» Input material
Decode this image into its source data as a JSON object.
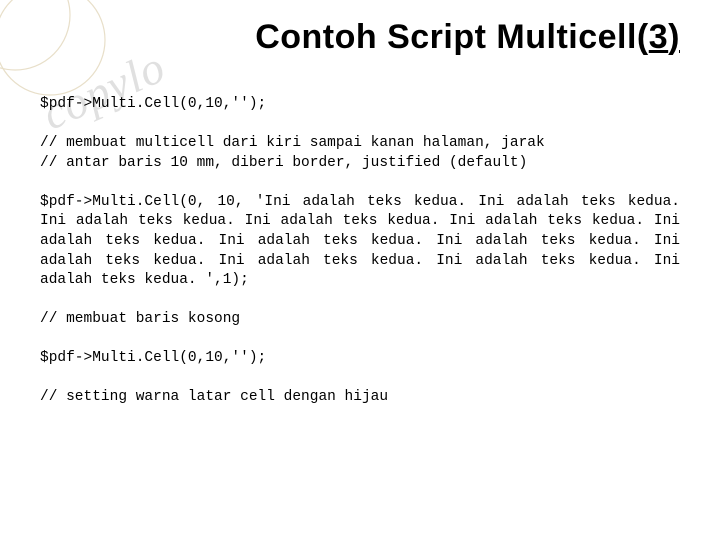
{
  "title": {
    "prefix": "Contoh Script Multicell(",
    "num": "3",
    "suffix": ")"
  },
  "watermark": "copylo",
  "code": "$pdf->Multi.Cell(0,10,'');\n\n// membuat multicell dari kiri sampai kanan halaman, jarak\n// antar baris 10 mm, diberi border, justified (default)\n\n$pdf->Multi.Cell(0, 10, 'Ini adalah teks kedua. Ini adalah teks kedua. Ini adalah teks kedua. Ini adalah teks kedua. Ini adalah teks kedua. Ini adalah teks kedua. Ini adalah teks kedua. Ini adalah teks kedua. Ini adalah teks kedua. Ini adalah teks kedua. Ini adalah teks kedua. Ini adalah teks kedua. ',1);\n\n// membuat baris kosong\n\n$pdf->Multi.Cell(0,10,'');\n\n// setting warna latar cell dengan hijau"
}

==

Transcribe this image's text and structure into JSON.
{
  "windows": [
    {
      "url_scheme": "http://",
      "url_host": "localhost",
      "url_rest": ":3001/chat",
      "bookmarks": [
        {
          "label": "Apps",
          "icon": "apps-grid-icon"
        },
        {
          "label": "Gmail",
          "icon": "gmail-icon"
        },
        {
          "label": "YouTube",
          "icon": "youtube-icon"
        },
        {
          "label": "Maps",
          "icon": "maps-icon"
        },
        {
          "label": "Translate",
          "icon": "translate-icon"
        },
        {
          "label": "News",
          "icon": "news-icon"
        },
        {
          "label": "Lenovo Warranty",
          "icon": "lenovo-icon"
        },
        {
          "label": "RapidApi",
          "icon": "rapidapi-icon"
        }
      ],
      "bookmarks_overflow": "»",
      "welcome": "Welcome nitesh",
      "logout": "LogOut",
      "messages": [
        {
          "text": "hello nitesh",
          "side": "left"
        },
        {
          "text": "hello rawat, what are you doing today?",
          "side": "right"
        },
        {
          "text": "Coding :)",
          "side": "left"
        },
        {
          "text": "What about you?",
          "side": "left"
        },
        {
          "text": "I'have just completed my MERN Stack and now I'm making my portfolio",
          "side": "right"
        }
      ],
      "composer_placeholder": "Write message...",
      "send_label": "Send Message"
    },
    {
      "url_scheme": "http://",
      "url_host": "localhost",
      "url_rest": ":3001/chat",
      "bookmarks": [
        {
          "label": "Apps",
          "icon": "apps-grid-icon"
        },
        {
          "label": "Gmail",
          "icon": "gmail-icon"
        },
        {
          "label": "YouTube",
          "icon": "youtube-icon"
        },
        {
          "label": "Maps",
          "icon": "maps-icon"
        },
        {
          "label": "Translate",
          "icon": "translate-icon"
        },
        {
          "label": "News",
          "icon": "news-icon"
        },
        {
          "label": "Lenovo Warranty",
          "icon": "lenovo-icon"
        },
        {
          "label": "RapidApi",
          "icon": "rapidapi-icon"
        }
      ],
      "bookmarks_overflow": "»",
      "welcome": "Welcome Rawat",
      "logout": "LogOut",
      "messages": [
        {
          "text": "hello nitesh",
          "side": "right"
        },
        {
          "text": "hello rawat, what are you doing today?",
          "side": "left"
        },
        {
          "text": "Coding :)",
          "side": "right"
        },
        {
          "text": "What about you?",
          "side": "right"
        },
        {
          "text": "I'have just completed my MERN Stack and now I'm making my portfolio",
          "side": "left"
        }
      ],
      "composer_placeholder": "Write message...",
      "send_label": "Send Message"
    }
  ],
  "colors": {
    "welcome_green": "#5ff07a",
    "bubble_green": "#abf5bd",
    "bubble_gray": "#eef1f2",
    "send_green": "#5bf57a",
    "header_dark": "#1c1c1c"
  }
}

==

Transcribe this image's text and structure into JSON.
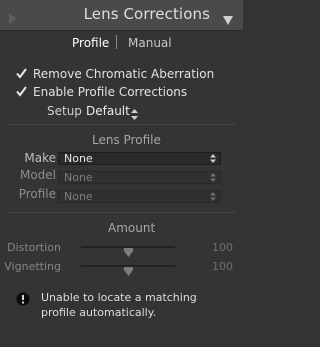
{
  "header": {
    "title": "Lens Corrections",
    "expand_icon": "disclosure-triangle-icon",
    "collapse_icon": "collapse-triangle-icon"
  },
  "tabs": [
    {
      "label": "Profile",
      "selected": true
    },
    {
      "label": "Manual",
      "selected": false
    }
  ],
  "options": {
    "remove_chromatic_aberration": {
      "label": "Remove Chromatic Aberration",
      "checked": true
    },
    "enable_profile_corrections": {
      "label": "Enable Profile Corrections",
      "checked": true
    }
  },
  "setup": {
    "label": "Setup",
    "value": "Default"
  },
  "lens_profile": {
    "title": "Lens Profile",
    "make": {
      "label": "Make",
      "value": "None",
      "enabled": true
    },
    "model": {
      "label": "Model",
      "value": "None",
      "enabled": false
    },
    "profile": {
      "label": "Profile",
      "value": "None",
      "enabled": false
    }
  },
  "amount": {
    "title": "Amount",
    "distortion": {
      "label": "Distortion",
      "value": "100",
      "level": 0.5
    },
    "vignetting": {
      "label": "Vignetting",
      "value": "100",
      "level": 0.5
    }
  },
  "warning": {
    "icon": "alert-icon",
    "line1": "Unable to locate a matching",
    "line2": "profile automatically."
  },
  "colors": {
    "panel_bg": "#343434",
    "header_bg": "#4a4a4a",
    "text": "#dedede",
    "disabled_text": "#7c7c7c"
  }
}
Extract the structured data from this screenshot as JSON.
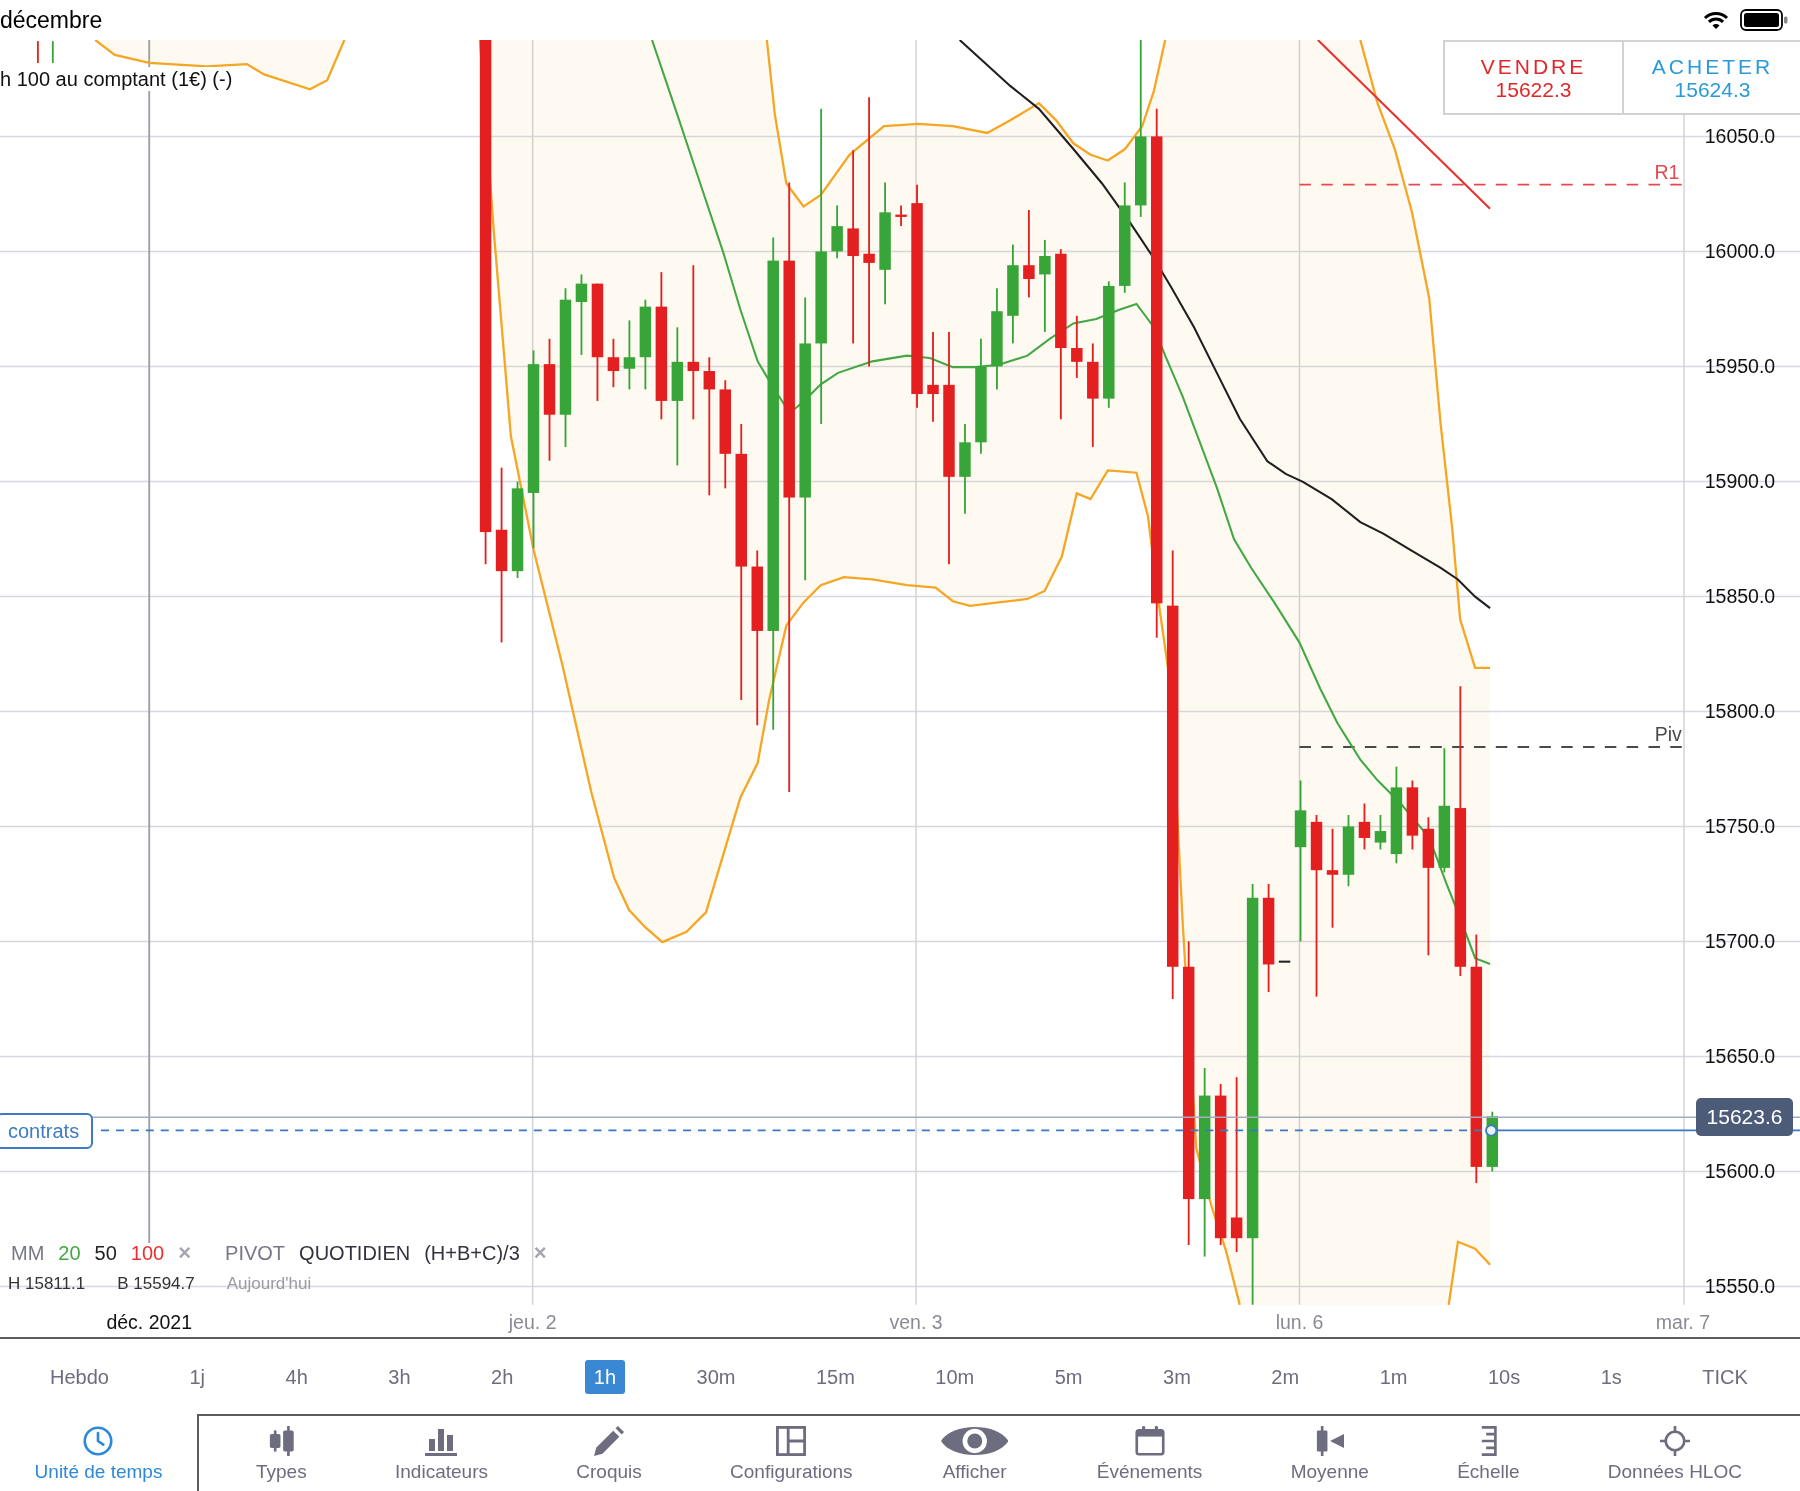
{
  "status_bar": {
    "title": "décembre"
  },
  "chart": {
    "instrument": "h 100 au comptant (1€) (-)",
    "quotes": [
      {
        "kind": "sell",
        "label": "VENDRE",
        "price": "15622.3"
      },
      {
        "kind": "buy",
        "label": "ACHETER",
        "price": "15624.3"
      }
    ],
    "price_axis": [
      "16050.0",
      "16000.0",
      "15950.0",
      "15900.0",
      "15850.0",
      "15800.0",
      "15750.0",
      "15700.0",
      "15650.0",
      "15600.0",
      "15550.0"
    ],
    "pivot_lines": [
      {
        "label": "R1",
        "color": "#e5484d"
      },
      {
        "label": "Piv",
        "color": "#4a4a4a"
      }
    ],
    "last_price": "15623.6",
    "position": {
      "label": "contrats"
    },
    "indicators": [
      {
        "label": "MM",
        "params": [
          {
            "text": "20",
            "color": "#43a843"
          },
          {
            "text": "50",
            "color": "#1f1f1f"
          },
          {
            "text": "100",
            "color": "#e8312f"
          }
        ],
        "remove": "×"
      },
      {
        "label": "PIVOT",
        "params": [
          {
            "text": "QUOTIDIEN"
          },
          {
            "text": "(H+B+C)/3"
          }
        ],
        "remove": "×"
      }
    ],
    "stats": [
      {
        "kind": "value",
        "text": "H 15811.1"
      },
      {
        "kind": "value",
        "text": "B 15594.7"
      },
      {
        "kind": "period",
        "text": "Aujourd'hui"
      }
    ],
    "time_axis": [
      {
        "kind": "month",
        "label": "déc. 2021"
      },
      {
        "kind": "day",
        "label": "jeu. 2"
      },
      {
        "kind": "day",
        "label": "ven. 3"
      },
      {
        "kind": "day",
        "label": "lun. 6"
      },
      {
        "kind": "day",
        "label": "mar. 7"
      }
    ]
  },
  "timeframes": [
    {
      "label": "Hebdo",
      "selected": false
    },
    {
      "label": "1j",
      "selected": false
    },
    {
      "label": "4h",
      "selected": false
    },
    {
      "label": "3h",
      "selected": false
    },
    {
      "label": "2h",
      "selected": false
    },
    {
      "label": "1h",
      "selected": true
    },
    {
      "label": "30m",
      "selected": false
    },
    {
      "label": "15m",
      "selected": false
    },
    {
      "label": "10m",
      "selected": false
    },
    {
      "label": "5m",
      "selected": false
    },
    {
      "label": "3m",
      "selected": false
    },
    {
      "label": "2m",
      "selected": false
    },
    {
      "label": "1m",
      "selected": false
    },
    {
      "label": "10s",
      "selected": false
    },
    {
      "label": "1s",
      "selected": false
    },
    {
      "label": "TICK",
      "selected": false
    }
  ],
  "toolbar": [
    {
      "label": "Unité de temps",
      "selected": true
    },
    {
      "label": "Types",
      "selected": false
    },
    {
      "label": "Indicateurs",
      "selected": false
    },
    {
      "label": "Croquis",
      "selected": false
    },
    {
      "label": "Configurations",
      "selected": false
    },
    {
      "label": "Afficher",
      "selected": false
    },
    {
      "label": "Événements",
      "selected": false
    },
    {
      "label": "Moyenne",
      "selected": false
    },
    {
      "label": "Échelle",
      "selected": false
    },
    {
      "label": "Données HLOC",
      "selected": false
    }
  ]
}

» Written task
Where a line in the entries holds "this", copy that line.

» Full solution
Decode this image into its source data as a JSON object.
Transcribe this image's text and structure into JSON.
Transcribe this image's text and structure into JSON.
Extract the structured data from this screenshot as JSON.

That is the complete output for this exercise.